[Data listing]

*-*-*

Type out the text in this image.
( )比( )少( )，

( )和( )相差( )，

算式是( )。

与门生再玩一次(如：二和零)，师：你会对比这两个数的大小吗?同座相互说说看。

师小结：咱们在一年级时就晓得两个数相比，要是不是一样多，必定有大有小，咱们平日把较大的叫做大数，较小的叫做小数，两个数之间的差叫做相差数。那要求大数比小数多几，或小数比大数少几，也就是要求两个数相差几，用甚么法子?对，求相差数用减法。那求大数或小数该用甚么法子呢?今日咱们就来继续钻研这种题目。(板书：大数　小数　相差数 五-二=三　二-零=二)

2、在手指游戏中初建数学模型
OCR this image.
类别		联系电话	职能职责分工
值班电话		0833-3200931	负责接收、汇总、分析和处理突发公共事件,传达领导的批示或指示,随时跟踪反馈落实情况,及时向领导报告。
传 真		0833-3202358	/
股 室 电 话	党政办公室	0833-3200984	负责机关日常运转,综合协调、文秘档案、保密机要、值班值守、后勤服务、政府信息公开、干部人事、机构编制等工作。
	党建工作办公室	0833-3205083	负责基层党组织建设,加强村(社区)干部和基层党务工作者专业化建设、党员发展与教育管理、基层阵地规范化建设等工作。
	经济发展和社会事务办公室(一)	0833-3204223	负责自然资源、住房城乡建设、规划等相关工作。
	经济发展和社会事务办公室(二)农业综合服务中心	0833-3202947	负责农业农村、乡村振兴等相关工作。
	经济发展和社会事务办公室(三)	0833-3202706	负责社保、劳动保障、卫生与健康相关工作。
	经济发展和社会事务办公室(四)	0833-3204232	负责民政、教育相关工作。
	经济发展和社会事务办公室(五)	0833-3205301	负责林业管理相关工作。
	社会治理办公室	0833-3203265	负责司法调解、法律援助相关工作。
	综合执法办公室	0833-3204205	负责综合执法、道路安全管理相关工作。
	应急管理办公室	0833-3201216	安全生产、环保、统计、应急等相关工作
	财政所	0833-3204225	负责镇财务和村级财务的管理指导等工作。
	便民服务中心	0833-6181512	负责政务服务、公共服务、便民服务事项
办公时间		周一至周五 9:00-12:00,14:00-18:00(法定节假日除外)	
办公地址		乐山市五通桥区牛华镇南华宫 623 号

*-*-*

- _Exercise requirements_: Every line of the data above should be copied exactly.

- _Result of this task_:
Type out the text in this image.
( )比( )少( )，

( )和( )相差( )，

算式是( )。

与门生再玩一次(如：二和零)，师：你会对比这两个数的大小吗?同座相互说说看。

师小结：咱们在一年级时就晓得两个数相比，要是不是一样多，必定有大有小，咱们平日把较大的叫做大数，较小的叫做小数，两个数之间的差叫做相差数。那要求大数比小数多几，或小数比大数少几，也就是要求两个数相差几，用甚么法子?对，求相差数用减法。那求大数或小数该用甚么法子呢?今日咱们就来继续钻研这种题目。(板书：大数　小数　相差数 五-二=三　二-零=二)

2、在手指游戏中初建数学模型
OCR this image.
类别		联系电话	职能职责分工
值班电话		0833-3200931	负责接收、汇总、分析和处理突发公共事件,传达领导的批示或指示,随时跟踪反馈落实情况,及时向领导报告。
传 真		0833-3202358	/
股 室 电 话	党政办公室	0833-3200984	负责机关日常运转,综合协调、文秘档案、保密机要、值班值守、后勤服务、政府信息公开、干部人事、机构编制等工作。
	党建工作办公室	0833-3205083	负责基层党组织建设,加强村(社区)干部和基层党务工作者专业化建设、党员发展与教育管理、基层阵地规范化建设等工作。
	经济发展和社会事务办公室(一)	0833-3204223	负责自然资源、住房城乡建设、规划等相关工作。
	经济发展和社会事务办公室(二)农业综合服务中心	0833-3202947	负责农业农村、乡村振兴等相关工作。
	经济发展和社会事务办公室(三)	0833-3202706	负责社保、劳动保障、卫生与健康相关工作。
	经济发展和社会事务办公室(四)	0833-3204232	负责民政、教育相关工作。
	经济发展和社会事务办公室(五)	0833-3205301	负责林业管理相关工作。
	社会治理办公室	0833-3203265	负责司法调解、法律援助相关工作。
	综合执法办公室	0833-3204205	负责综合执法、道路安全管理相关工作。
	应急管理办公室	0833-3201216	安全生产、环保、统计、应急等相关工作
	财政所	0833-3204225	负责镇财务和村级财务的管理指导等工作。
	便民服务中心	0833-6181512	负责政务服务、公共服务、便民服务事项
办公时间		周一至周五 9:00-12:00,14:00-18:00(法定节假日除外)	
办公地址		乐山市五通桥区牛华镇南华宫 623 号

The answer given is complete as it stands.